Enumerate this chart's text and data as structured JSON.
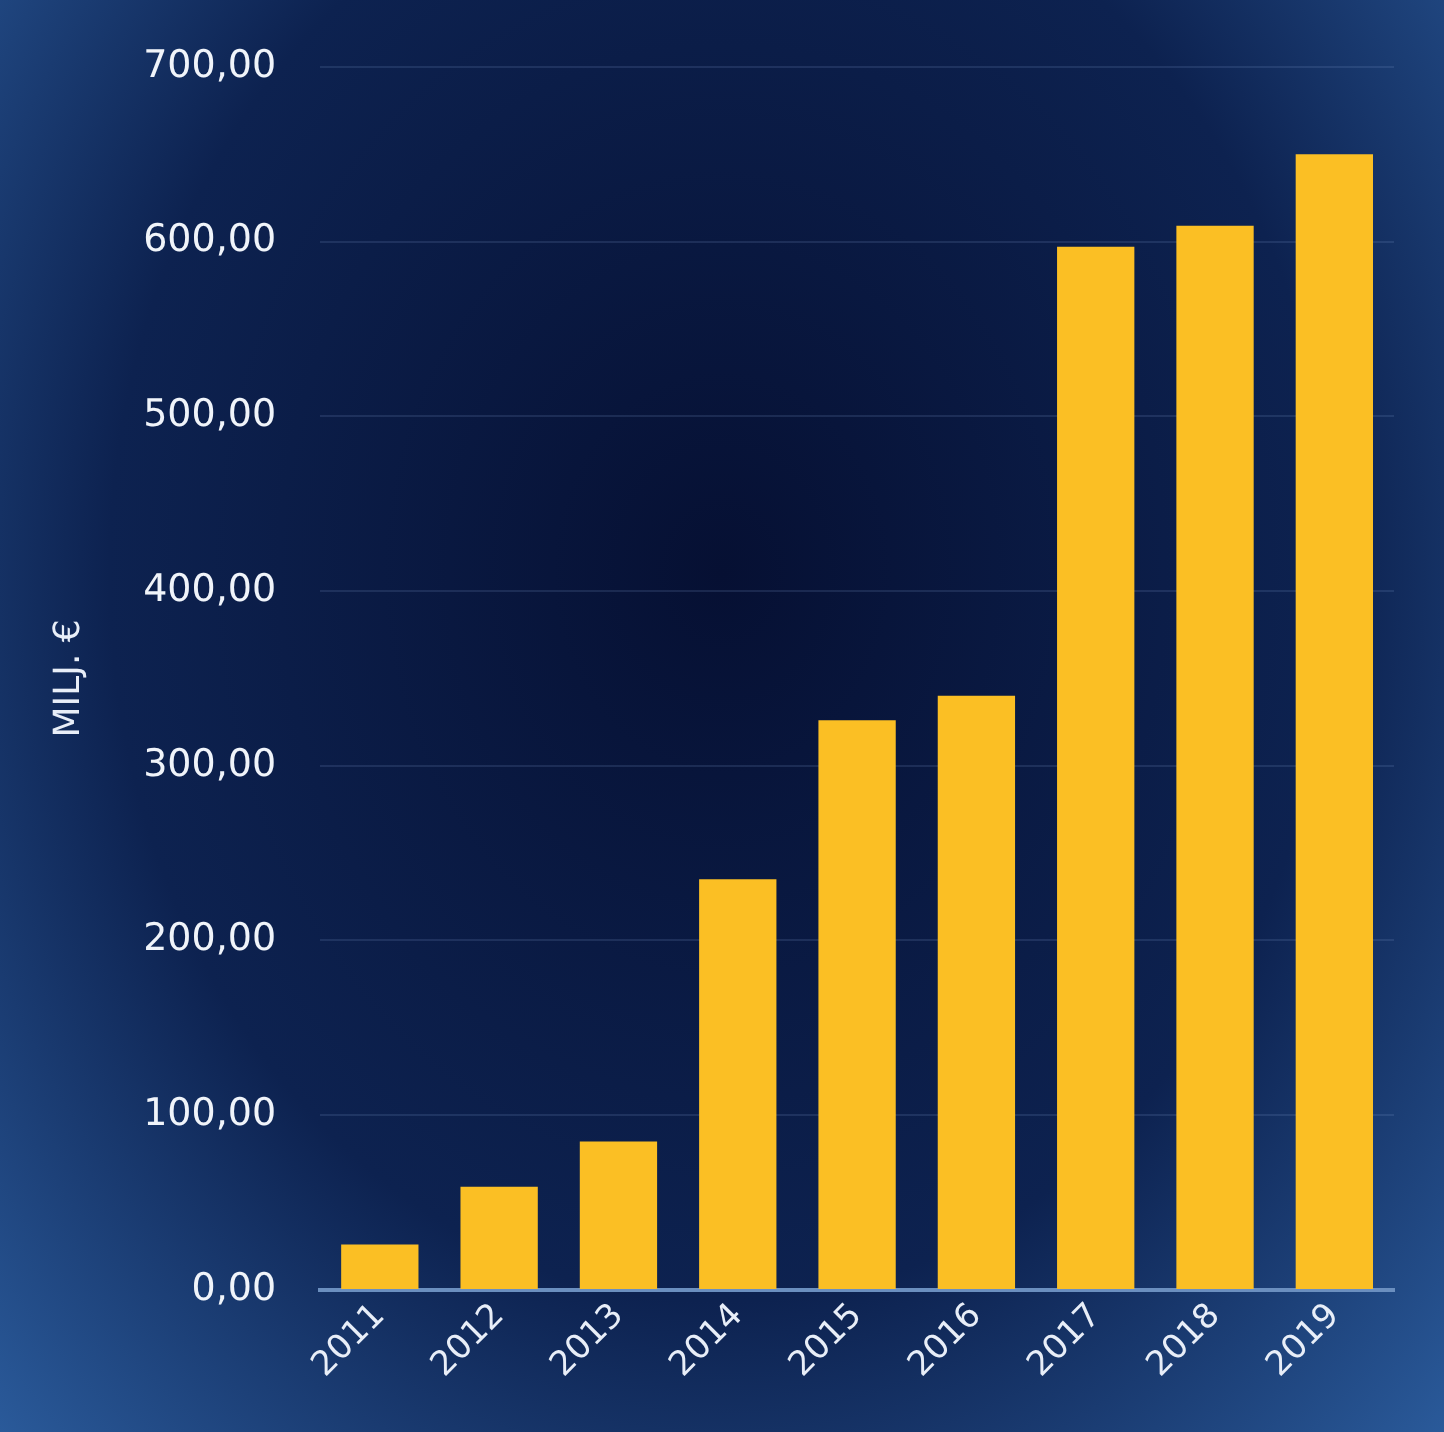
{
  "chart_data": {
    "type": "bar",
    "ylabel": "MILJ. €",
    "categories": [
      "2011",
      "2012",
      "2013",
      "2014",
      "2015",
      "2016",
      "2017",
      "2018",
      "2019"
    ],
    "values": [
      26,
      59,
      85,
      235,
      326,
      340,
      597,
      609,
      650
    ],
    "color": "#fbbf24",
    "ylim": [
      0,
      700
    ],
    "yticks": [
      {
        "value": 0,
        "label": "0,00"
      },
      {
        "value": 100,
        "label": "100,00"
      },
      {
        "value": 200,
        "label": "200,00"
      },
      {
        "value": 300,
        "label": "300,00"
      },
      {
        "value": 400,
        "label": "400,00"
      },
      {
        "value": 500,
        "label": "500,00"
      },
      {
        "value": 600,
        "label": "600,00"
      },
      {
        "value": 700,
        "label": "700,00"
      }
    ],
    "grid": "y"
  }
}
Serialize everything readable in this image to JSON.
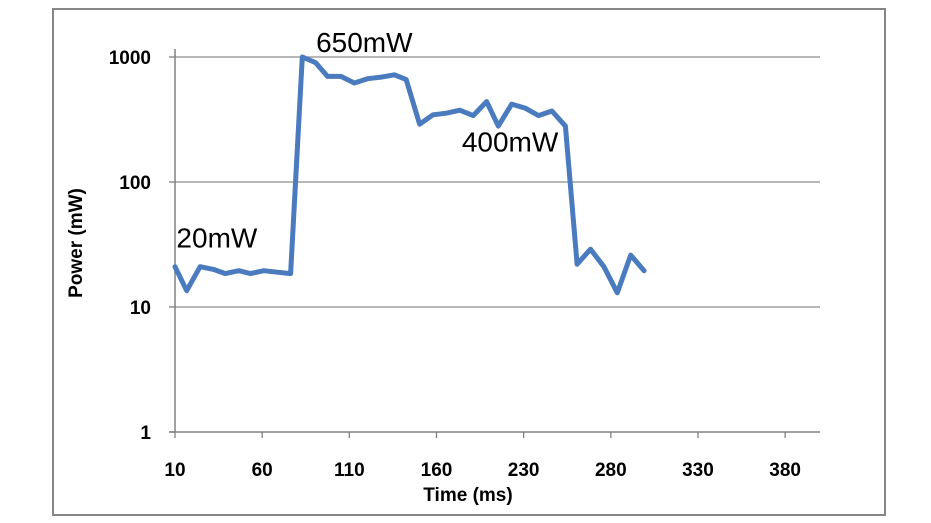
{
  "chart_data": {
    "type": "line",
    "xlabel": "Time (ms)",
    "ylabel": "Power (mW)",
    "yscale": "log",
    "ylim": [
      1,
      1000
    ],
    "xlim": [
      10,
      395
    ],
    "x_ticks": [
      10,
      60,
      110,
      160,
      230,
      280,
      330,
      380
    ],
    "y_ticks": [
      1,
      10,
      100,
      1000
    ],
    "grid": "horizontal",
    "line_color": "#4a7bbf",
    "series": [
      {
        "points": [
          [
            10,
            21
          ],
          [
            17,
            13.5
          ],
          [
            25,
            21
          ],
          [
            33,
            20
          ],
          [
            40,
            18.5
          ],
          [
            48,
            19.5
          ],
          [
            55,
            18.5
          ],
          [
            63,
            19.5
          ],
          [
            71,
            19
          ],
          [
            79,
            18.5
          ],
          [
            86,
            1000
          ],
          [
            94,
            900
          ],
          [
            101,
            700
          ],
          [
            109,
            700
          ],
          [
            117,
            620
          ],
          [
            125,
            670
          ],
          [
            133,
            690
          ],
          [
            141,
            720
          ],
          [
            148,
            660
          ],
          [
            156,
            290
          ],
          [
            164,
            345
          ],
          [
            172,
            355
          ],
          [
            180,
            375
          ],
          [
            188,
            340
          ],
          [
            196,
            440
          ],
          [
            203,
            280
          ],
          [
            211,
            420
          ],
          [
            219,
            390
          ],
          [
            227,
            340
          ],
          [
            235,
            370
          ],
          [
            243,
            280
          ],
          [
            250,
            22
          ],
          [
            258,
            29
          ],
          [
            266,
            21
          ],
          [
            274,
            13
          ],
          [
            282,
            26
          ],
          [
            290,
            19.5
          ]
        ]
      }
    ],
    "annotations": [
      {
        "text": "20mW",
        "x": 35,
        "y": 30
      },
      {
        "text": "650mW",
        "x": 123,
        "y": 1100
      },
      {
        "text": "400mW",
        "x": 210,
        "y": 175
      }
    ]
  }
}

——

Return the listing above word for word, with the pictures removed.

Enumerate this chart's text and data as structured JSON.
{
  "chart_data": {
    "type": "bar",
    "ylabel": "MILJ. €",
    "categories": [
      "2011",
      "2012",
      "2013",
      "2014",
      "2015",
      "2016",
      "2017",
      "2018",
      "2019"
    ],
    "values": [
      26,
      59,
      85,
      235,
      326,
      340,
      597,
      609,
      650
    ],
    "color": "#fbbf24",
    "ylim": [
      0,
      700
    ],
    "yticks": [
      {
        "value": 0,
        "label": "0,00"
      },
      {
        "value": 100,
        "label": "100,00"
      },
      {
        "value": 200,
        "label": "200,00"
      },
      {
        "value": 300,
        "label": "300,00"
      },
      {
        "value": 400,
        "label": "400,00"
      },
      {
        "value": 500,
        "label": "500,00"
      },
      {
        "value": 600,
        "label": "600,00"
      },
      {
        "value": 700,
        "label": "700,00"
      }
    ],
    "grid": "y"
  }
}
Serialize everything readable in this image to JSON.
{
  "chart_data": {
    "type": "line",
    "xlabel": "Time (ms)",
    "ylabel": "Power (mW)",
    "yscale": "log",
    "ylim": [
      1,
      1000
    ],
    "xlim": [
      10,
      395
    ],
    "x_ticks": [
      10,
      60,
      110,
      160,
      230,
      280,
      330,
      380
    ],
    "y_ticks": [
      1,
      10,
      100,
      1000
    ],
    "grid": "horizontal",
    "line_color": "#4a7bbf",
    "series": [
      {
        "points": [
          [
            10,
            21
          ],
          [
            17,
            13.5
          ],
          [
            25,
            21
          ],
          [
            33,
            20
          ],
          [
            40,
            18.5
          ],
          [
            48,
            19.5
          ],
          [
            55,
            18.5
          ],
          [
            63,
            19.5
          ],
          [
            71,
            19
          ],
          [
            79,
            18.5
          ],
          [
            86,
            1000
          ],
          [
            94,
            900
          ],
          [
            101,
            700
          ],
          [
            109,
            700
          ],
          [
            117,
            620
          ],
          [
            125,
            670
          ],
          [
            133,
            690
          ],
          [
            141,
            720
          ],
          [
            148,
            660
          ],
          [
            156,
            290
          ],
          [
            164,
            345
          ],
          [
            172,
            355
          ],
          [
            180,
            375
          ],
          [
            188,
            340
          ],
          [
            196,
            440
          ],
          [
            203,
            280
          ],
          [
            211,
            420
          ],
          [
            219,
            390
          ],
          [
            227,
            340
          ],
          [
            235,
            370
          ],
          [
            243,
            280
          ],
          [
            250,
            22
          ],
          [
            258,
            29
          ],
          [
            266,
            21
          ],
          [
            274,
            13
          ],
          [
            282,
            26
          ],
          [
            290,
            19.5
          ]
        ]
      }
    ],
    "annotations": [
      {
        "text": "20mW",
        "x": 35,
        "y": 30
      },
      {
        "text": "650mW",
        "x": 123,
        "y": 1100
      },
      {
        "text": "400mW",
        "x": 210,
        "y": 175
      }
    ]
  }
}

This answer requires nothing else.